Gather all lines containing the string "subtitle" and copy them out.

*** LISTING

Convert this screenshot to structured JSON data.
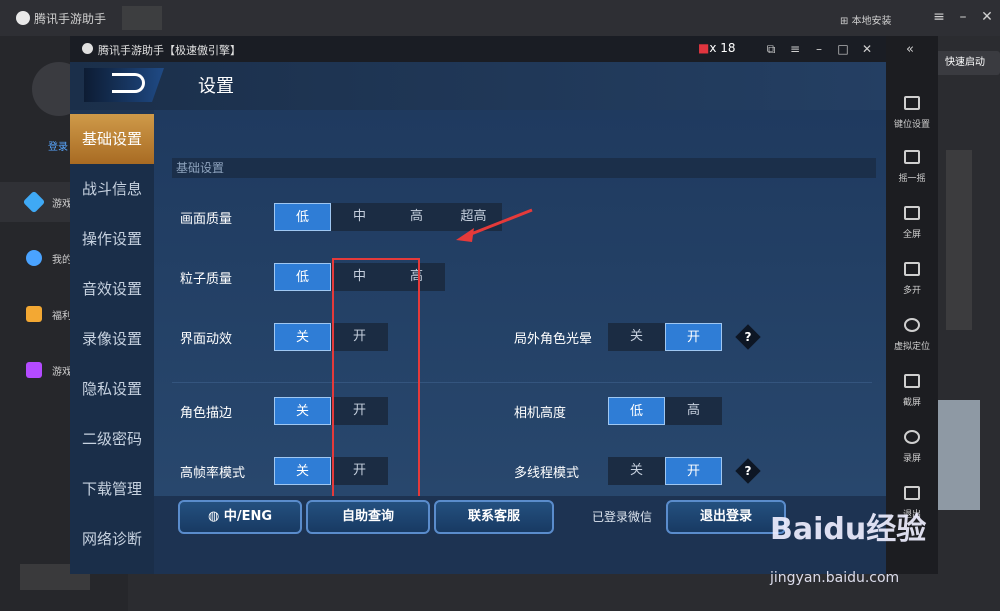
{
  "outer": {
    "title": "腾讯手游助手",
    "install_label": "本地安装",
    "quick_start": "快速启动",
    "login_label": "登录",
    "nav": [
      {
        "label": "游戏",
        "icon": "game-cube-icon",
        "color": "#3fa9f5"
      },
      {
        "label": "我的",
        "icon": "gamepad-icon",
        "color": "#4aa3ff"
      },
      {
        "label": "福利",
        "icon": "gift-icon",
        "color": "#f3a833"
      },
      {
        "label": "游戏",
        "icon": "video-icon",
        "color": "#b44bff"
      }
    ]
  },
  "dialog": {
    "title": "腾讯手游助手【极速傲引擎】",
    "gift_count": "x 18",
    "header_title": "设置",
    "section_label": "基础设置",
    "nav": [
      "基础设置",
      "战斗信息",
      "操作设置",
      "音效设置",
      "录像设置",
      "隐私设置",
      "二级密码",
      "下载管理",
      "网络诊断"
    ],
    "active_nav": 0,
    "rows": {
      "picture_quality": {
        "label": "画面质量",
        "options": [
          "低",
          "中",
          "高",
          "超高"
        ],
        "selected": 0
      },
      "particle_quality": {
        "label": "粒子质量",
        "options": [
          "低",
          "中",
          "高"
        ],
        "selected": 0
      },
      "ui_animation": {
        "label": "界面动效",
        "options": [
          "关",
          "开"
        ],
        "selected": 0
      },
      "outside_glow": {
        "label": "局外角色光晕",
        "options": [
          "关",
          "开"
        ],
        "selected": 1
      },
      "character_outline": {
        "label": "角色描边",
        "options": [
          "关",
          "开"
        ],
        "selected": 0
      },
      "camera_height": {
        "label": "相机高度",
        "options": [
          "低",
          "高"
        ],
        "selected": 0
      },
      "high_fps": {
        "label": "高帧率模式",
        "options": [
          "关",
          "开"
        ],
        "selected": 0
      },
      "multithread": {
        "label": "多线程模式",
        "options": [
          "关",
          "开"
        ],
        "selected": 1
      }
    },
    "help_icon": "?",
    "footer": {
      "lang_label": "中/ENG",
      "self_help": "自助查询",
      "contact": "联系客服",
      "wechat_status": "已登录微信",
      "logout": "退出登录"
    }
  },
  "toolbar": [
    {
      "label": "键位设置",
      "icon": "keyboard-icon"
    },
    {
      "label": "摇一摇",
      "icon": "shake-icon"
    },
    {
      "label": "全屏",
      "icon": "fullscreen-icon"
    },
    {
      "label": "多开",
      "icon": "multi-window-icon"
    },
    {
      "label": "虚拟定位",
      "icon": "location-icon"
    },
    {
      "label": "截屏",
      "icon": "screenshot-icon"
    },
    {
      "label": "录屏",
      "icon": "record-icon"
    },
    {
      "label": "退出",
      "icon": "exit-icon"
    }
  ],
  "watermark": {
    "brand": "Baidu经验",
    "url": "jingyan.baidu.com"
  },
  "colors": {
    "accent": "#2f7dd6",
    "active_nav": "#cf9a49",
    "annotation": "#e53a3a"
  }
}
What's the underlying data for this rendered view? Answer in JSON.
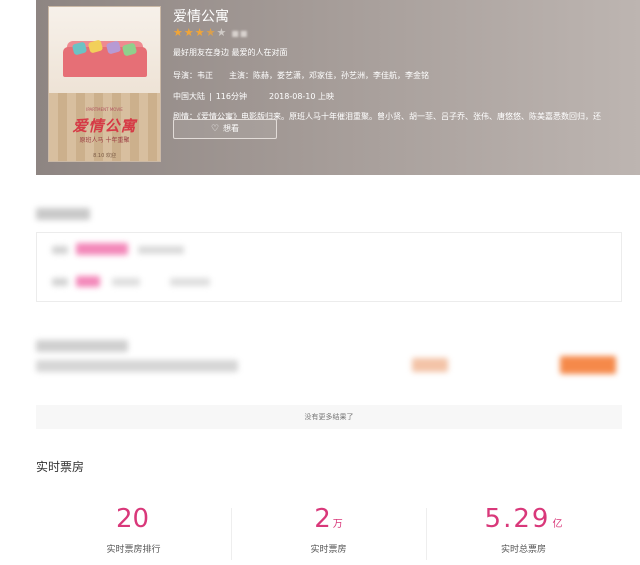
{
  "movie": {
    "title": "爱情公寓",
    "stars_on": "★★★",
    "star_half": "★",
    "stars_off": "★",
    "tagline": "最好朋友在身边 最爱的人在对面",
    "director_label": "导演：",
    "director": "韦正",
    "cast_label": "主演：",
    "cast": "陈赫，娄艺潇，邓家佳，孙艺洲，李佳航，李金铭",
    "region": "中国大陆",
    "duration": "116分钟",
    "release": "2018-08-10  上映",
    "plot_label": "剧情：",
    "plot": "《爱情公寓》电影版归来。原班人马十年催泪重聚。曾小贤、胡一菲、吕子乔、张伟、唐悠悠、陈美嘉悉数回归，还",
    "want_button": "想看",
    "poster": {
      "top_text": "IPARTMENT MOVIE",
      "title": "爱情公寓",
      "subtitle": "原班人马 十年重聚",
      "bottom_text": "8.10  欢迎"
    }
  },
  "list": {
    "no_more": "没有更多结果了"
  },
  "box_office": {
    "title": "实时票房",
    "stats": [
      {
        "value": "20",
        "unit": "",
        "label": "实时票房排行"
      },
      {
        "value": "2",
        "unit": "万",
        "label": "实时票房"
      },
      {
        "value": "5.29",
        "unit": "亿",
        "label": "实时总票房"
      }
    ]
  },
  "colors": {
    "accent": "#d9387a",
    "star": "#f1a537",
    "orange_button": "#f5894a",
    "pink_blur": "#f06aa8"
  }
}
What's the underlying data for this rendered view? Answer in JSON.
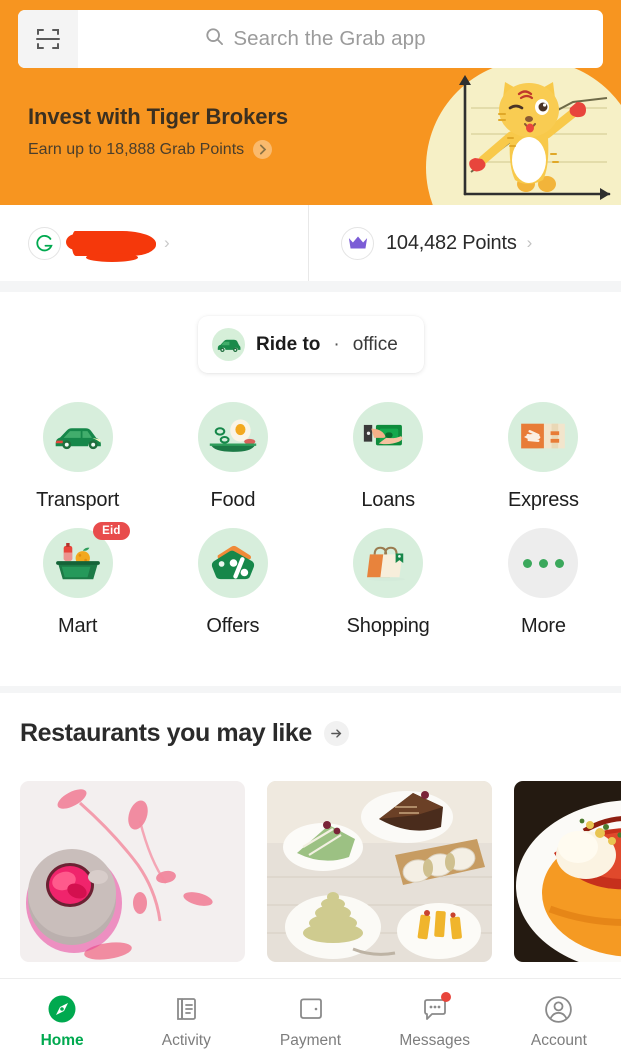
{
  "search": {
    "placeholder": "Search the Grab app",
    "scan_icon": "scan-qr-icon",
    "search_icon": "search-icon"
  },
  "banner": {
    "title": "Invest with Tiger Brokers",
    "subtitle": "Earn up to 18,888 Grab Points",
    "chevron": "›",
    "mascot": "tiger-mascot-chart-illustration",
    "bg_color": "#F79520",
    "circle_color": "#F6F0C6"
  },
  "account_row": {
    "profile": {
      "icon": "grab-g-logo-icon",
      "name_redacted": true,
      "chevron": "›"
    },
    "points": {
      "icon": "crown-icon",
      "icon_color": "#7B5CD6",
      "value": "104,482 Points",
      "chevron": "›"
    }
  },
  "ride_chip": {
    "icon": "car-icon",
    "label": "Ride to",
    "separator": "·",
    "destination": "office"
  },
  "services": [
    {
      "label": "Transport",
      "icon": "car-icon",
      "badge": null
    },
    {
      "label": "Food",
      "icon": "egg-plate-icon",
      "badge": null
    },
    {
      "label": "Loans",
      "icon": "hand-money-icon",
      "badge": null
    },
    {
      "label": "Express",
      "icon": "parcel-hand-icon",
      "badge": null
    },
    {
      "label": "Mart",
      "icon": "grocery-basket-icon",
      "badge": "Eid"
    },
    {
      "label": "Offers",
      "icon": "percent-tag-icon",
      "badge": null
    },
    {
      "label": "Shopping",
      "icon": "shopping-bags-icon",
      "badge": null
    },
    {
      "label": "More",
      "icon": "ellipsis-icon",
      "badge": null
    }
  ],
  "restaurants": {
    "title": "Restaurants you may like",
    "arrow": "→",
    "cards": [
      {
        "alt": "pink-rose-dessert-photo"
      },
      {
        "alt": "assorted-cakes-platter-photo"
      },
      {
        "alt": "baked-lobster-dish-photo"
      }
    ]
  },
  "bottom_nav": {
    "items": [
      {
        "label": "Home",
        "icon": "compass-icon",
        "active": true,
        "badge": false
      },
      {
        "label": "Activity",
        "icon": "list-page-icon",
        "active": false,
        "badge": false
      },
      {
        "label": "Payment",
        "icon": "wallet-icon",
        "active": false,
        "badge": false
      },
      {
        "label": "Messages",
        "icon": "chat-bubble-icon",
        "active": false,
        "badge": true
      },
      {
        "label": "Account",
        "icon": "user-circle-icon",
        "active": false,
        "badge": false
      }
    ],
    "active_color": "#00A94F",
    "inactive_color": "#7D7D7D"
  }
}
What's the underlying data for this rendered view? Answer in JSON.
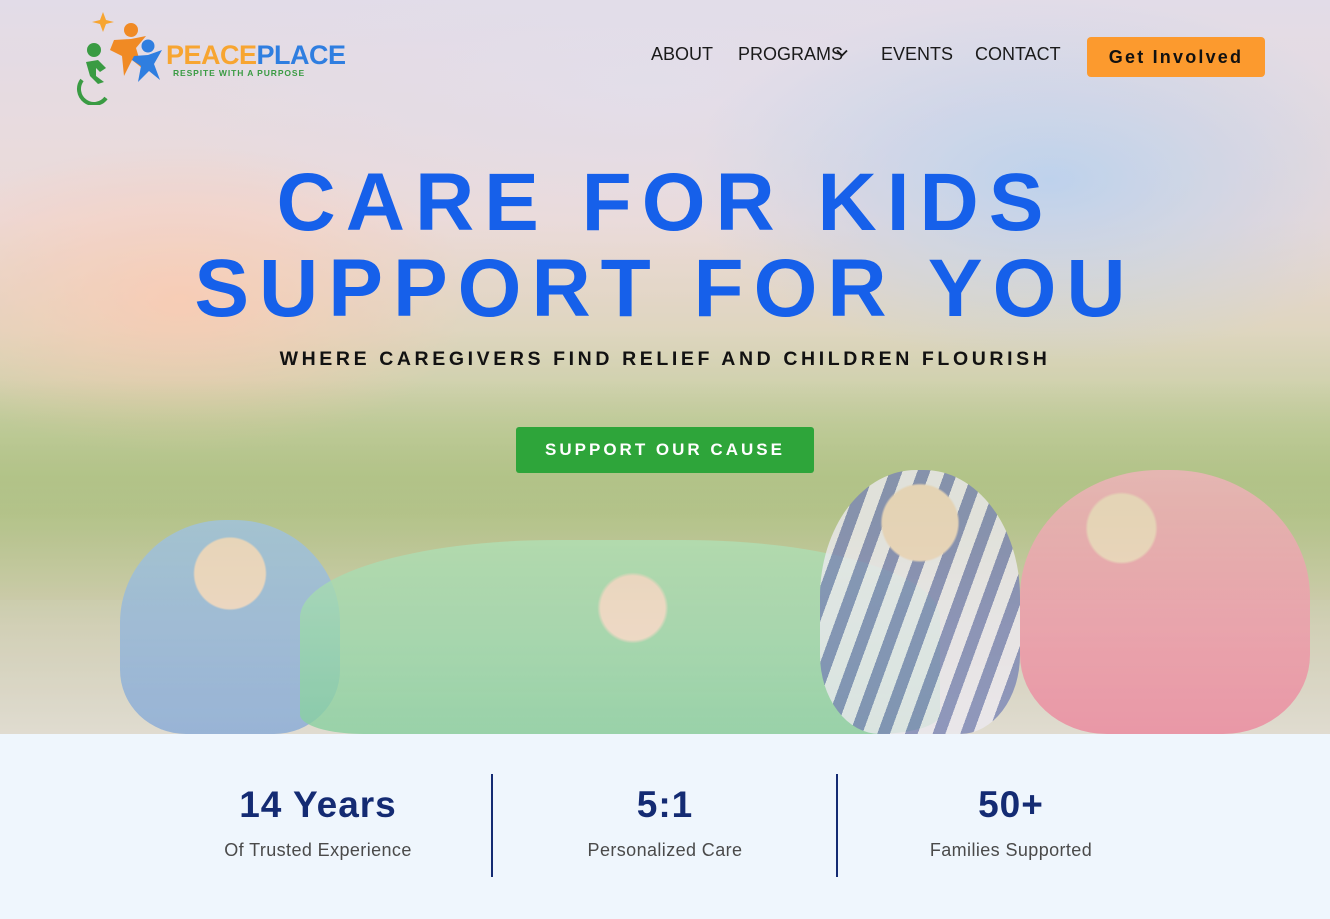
{
  "brand": {
    "name": "PEACEPLACE",
    "tagline": "RESPITE WITH A PURPOSE",
    "colors": {
      "orange": "#f7a531",
      "blue": "#2f7ee0",
      "green": "#3a9b43"
    }
  },
  "nav": {
    "items": [
      {
        "label": "ABOUT"
      },
      {
        "label": "PROGRAMS",
        "icon": "chevron-down-icon"
      },
      {
        "label": "EVENTS"
      },
      {
        "label": "CONTACT"
      }
    ],
    "cta_label": "Get Involved"
  },
  "hero": {
    "headline_line1": "CARE FOR KIDS",
    "headline_line2": "SUPPORT FOR YOU",
    "subheadline": "WHERE CAREGIVERS FIND RELIEF AND CHILDREN FLOURISH",
    "button_label": "SUPPORT OUR CAUSE"
  },
  "stats": [
    {
      "value": "14 Years",
      "label": "Of Trusted Experience"
    },
    {
      "value": "5:1",
      "label": "Personalized Care"
    },
    {
      "value": "50+",
      "label": "Families Supported"
    }
  ],
  "theme": {
    "headline_color": "#1660ea",
    "cta_color": "#fc9a2e",
    "button_color": "#2ea53a",
    "stat_color": "#142b73",
    "stats_background": "#eff6fd"
  }
}
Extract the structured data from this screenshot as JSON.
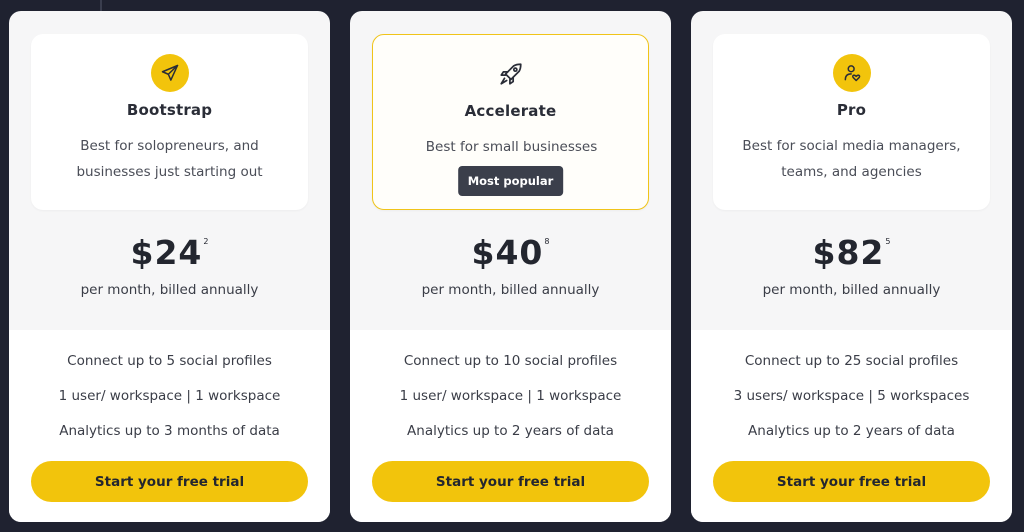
{
  "colors": {
    "background": "#1f2230",
    "accent": "#f2c40c",
    "badge": "#3b3f4b",
    "card": "#f6f6f7"
  },
  "plans": [
    {
      "icon": "paper-plane-icon",
      "name": "Bootstrap",
      "description": "Best for solopreneurs, and businesses just starting out",
      "badge": "",
      "price": "$24",
      "price_sup": "2",
      "billing": "per month, billed annually",
      "features": [
        "Connect up to 5 social profiles",
        "1 user/ workspace | 1 workspace",
        "Analytics up to 3 months of data"
      ],
      "cta": "Start your free trial"
    },
    {
      "icon": "rocket-icon",
      "name": "Accelerate",
      "description": "Best for small businesses",
      "badge": "Most popular",
      "price": "$40",
      "price_sup": "8",
      "billing": "per month, billed annually",
      "features": [
        "Connect up to 10 social profiles",
        "1 user/ workspace | 1 workspace",
        "Analytics up to 2 years of data"
      ],
      "cta": "Start your free trial"
    },
    {
      "icon": "user-heart-icon",
      "name": "Pro",
      "description": "Best for social media managers, teams, and agencies",
      "badge": "",
      "price": "$82",
      "price_sup": "5",
      "billing": "per month, billed annually",
      "features": [
        "Connect up to 25 social profiles",
        "3 users/ workspace | 5 workspaces",
        "Analytics up to 2 years of data"
      ],
      "cta": "Start your free trial"
    }
  ]
}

******

### SOLUTION TO THIS EXERCISE
      "subtitle": "原班人马 十年重聚",
    "subtitle": "Earn up to 18,888 Grab Points",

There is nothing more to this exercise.